═══ RECORDS FOR THE TASK ═══
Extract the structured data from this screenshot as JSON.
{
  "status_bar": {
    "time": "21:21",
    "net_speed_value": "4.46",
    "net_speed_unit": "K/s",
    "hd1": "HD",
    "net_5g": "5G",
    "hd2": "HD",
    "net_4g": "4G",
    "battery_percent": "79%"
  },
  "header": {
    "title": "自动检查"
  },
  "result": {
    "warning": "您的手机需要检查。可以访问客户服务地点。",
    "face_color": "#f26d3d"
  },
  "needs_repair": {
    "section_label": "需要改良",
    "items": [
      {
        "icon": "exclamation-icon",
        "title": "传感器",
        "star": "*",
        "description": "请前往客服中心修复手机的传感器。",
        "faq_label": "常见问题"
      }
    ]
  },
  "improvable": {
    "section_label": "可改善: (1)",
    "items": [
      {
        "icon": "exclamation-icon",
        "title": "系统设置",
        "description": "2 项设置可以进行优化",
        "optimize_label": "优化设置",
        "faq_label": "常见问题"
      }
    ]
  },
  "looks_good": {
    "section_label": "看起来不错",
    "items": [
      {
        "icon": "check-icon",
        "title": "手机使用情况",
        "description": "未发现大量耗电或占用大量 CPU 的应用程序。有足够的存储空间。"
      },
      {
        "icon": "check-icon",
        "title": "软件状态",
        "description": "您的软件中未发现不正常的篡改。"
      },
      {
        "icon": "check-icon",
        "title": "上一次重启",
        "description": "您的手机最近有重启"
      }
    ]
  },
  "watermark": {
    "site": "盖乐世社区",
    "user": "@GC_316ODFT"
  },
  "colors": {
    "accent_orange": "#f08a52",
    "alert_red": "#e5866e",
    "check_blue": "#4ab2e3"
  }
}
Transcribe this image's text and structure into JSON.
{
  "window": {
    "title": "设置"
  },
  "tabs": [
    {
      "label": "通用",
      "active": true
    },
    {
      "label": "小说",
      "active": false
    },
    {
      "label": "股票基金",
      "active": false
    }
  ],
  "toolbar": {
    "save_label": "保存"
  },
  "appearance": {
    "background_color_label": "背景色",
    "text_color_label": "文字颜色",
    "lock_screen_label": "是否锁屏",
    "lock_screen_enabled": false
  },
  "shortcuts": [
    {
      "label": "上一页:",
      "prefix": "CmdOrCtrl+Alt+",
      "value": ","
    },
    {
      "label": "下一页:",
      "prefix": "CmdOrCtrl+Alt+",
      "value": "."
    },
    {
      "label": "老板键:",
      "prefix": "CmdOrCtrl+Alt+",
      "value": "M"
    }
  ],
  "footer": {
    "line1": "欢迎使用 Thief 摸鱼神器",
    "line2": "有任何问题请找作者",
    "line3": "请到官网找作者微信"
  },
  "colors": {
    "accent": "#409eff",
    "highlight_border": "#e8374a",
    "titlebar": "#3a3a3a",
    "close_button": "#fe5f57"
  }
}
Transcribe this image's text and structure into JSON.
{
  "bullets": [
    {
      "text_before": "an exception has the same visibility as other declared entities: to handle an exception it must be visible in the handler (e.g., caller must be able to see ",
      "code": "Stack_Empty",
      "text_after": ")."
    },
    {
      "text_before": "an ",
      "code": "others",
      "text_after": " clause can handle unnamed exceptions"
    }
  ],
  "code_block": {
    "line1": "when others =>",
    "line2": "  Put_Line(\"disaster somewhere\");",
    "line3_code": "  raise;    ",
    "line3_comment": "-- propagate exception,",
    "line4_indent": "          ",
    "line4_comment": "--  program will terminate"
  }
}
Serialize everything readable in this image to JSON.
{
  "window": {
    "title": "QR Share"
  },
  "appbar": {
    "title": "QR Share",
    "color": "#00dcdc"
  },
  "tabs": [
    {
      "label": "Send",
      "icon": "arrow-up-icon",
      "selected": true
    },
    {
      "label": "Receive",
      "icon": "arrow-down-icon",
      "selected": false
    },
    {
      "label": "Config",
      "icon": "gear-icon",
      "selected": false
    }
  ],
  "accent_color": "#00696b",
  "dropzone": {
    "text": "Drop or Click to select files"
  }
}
═══
* _TASK BRIEF_
Write every line of the material above again, exactly.

* _FINAL RESULT_
Extract the structured data from this screenshot as JSON.
{
  "status_bar": {
    "time": "21:21",
    "net_speed_value": "4.46",
    "net_speed_unit": "K/s",
    "hd1": "HD",
    "net_5g": "5G",
    "hd2": "HD",
    "net_4g": "4G",
    "battery_percent": "79%"
  },
  "header": {
    "title": "自动检查"
  },
  "result": {
    "warning": "您的手机需要检查。可以访问客户服务地点。",
    "face_color": "#f26d3d"
  },
  "needs_repair": {
    "section_label": "需要改良",
    "items": [
      {
        "icon": "exclamation-icon",
        "title": "传感器",
        "star": "*",
        "description": "请前往客服中心修复手机的传感器。",
        "faq_label": "常见问题"
      }
    ]
  },
  "improvable": {
    "section_label": "可改善: (1)",
    "items": [
      {
        "icon": "exclamation-icon",
        "title": "系统设置",
        "description": "2 项设置可以进行优化",
        "optimize_label": "优化设置",
        "faq_label": "常见问题"
      }
    ]
  },
  "looks_good": {
    "section_label": "看起来不错",
    "items": [
      {
        "icon": "check-icon",
        "title": "手机使用情况",
        "description": "未发现大量耗电或占用大量 CPU 的应用程序。有足够的存储空间。"
      },
      {
        "icon": "check-icon",
        "title": "软件状态",
        "description": "您的软件中未发现不正常的篡改。"
      },
      {
        "icon": "check-icon",
        "title": "上一次重启",
        "description": "您的手机最近有重启"
      }
    ]
  },
  "watermark": {
    "site": "盖乐世社区",
    "user": "@GC_316ODFT"
  },
  "colors": {
    "accent_orange": "#f08a52",
    "alert_red": "#e5866e",
    "check_blue": "#4ab2e3"
  }
}
Transcribe this image's text and structure into JSON.
{
  "window": {
    "title": "设置"
  },
  "tabs": [
    {
      "label": "通用",
      "active": true
    },
    {
      "label": "小说",
      "active": false
    },
    {
      "label": "股票基金",
      "active": false
    }
  ],
  "toolbar": {
    "save_label": "保存"
  },
  "appearance": {
    "background_color_label": "背景色",
    "text_color_label": "文字颜色",
    "lock_screen_label": "是否锁屏",
    "lock_screen_enabled": false
  },
  "shortcuts": [
    {
      "label": "上一页:",
      "prefix": "CmdOrCtrl+Alt+",
      "value": ","
    },
    {
      "label": "下一页:",
      "prefix": "CmdOrCtrl+Alt+",
      "value": "."
    },
    {
      "label": "老板键:",
      "prefix": "CmdOrCtrl+Alt+",
      "value": "M"
    }
  ],
  "footer": {
    "line1": "欢迎使用 Thief 摸鱼神器",
    "line2": "有任何问题请找作者",
    "line3": "请到官网找作者微信"
  },
  "colors": {
    "accent": "#409eff",
    "highlight_border": "#e8374a",
    "titlebar": "#3a3a3a",
    "close_button": "#fe5f57"
  }
}
Transcribe this image's text and structure into JSON.
{
  "bullets": [
    {
      "text_before": "an exception has the same visibility as other declared entities: to handle an exception it must be visible in the handler (e.g., caller must be able to see ",
      "code": "Stack_Empty",
      "text_after": ")."
    },
    {
      "text_before": "an ",
      "code": "others",
      "text_after": " clause can handle unnamed exceptions"
    }
  ],
  "code_block": {
    "line1": "when others =>",
    "line2": "  Put_Line(\"disaster somewhere\");",
    "line3_code": "  raise;    ",
    "line3_comment": "-- propagate exception,",
    "line4_indent": "          ",
    "line4_comment": "--  program will terminate"
  }
}
Serialize everything readable in this image to JSON.
{
  "window": {
    "title": "QR Share"
  },
  "appbar": {
    "title": "QR Share",
    "color": "#00dcdc"
  },
  "tabs": [
    {
      "label": "Send",
      "icon": "arrow-up-icon",
      "selected": true
    },
    {
      "label": "Receive",
      "icon": "arrow-down-icon",
      "selected": false
    },
    {
      "label": "Config",
      "icon": "gear-icon",
      "selected": false
    }
  ],
  "accent_color": "#00696b",
  "dropzone": {
    "text": "Drop or Click to select files"
  }
}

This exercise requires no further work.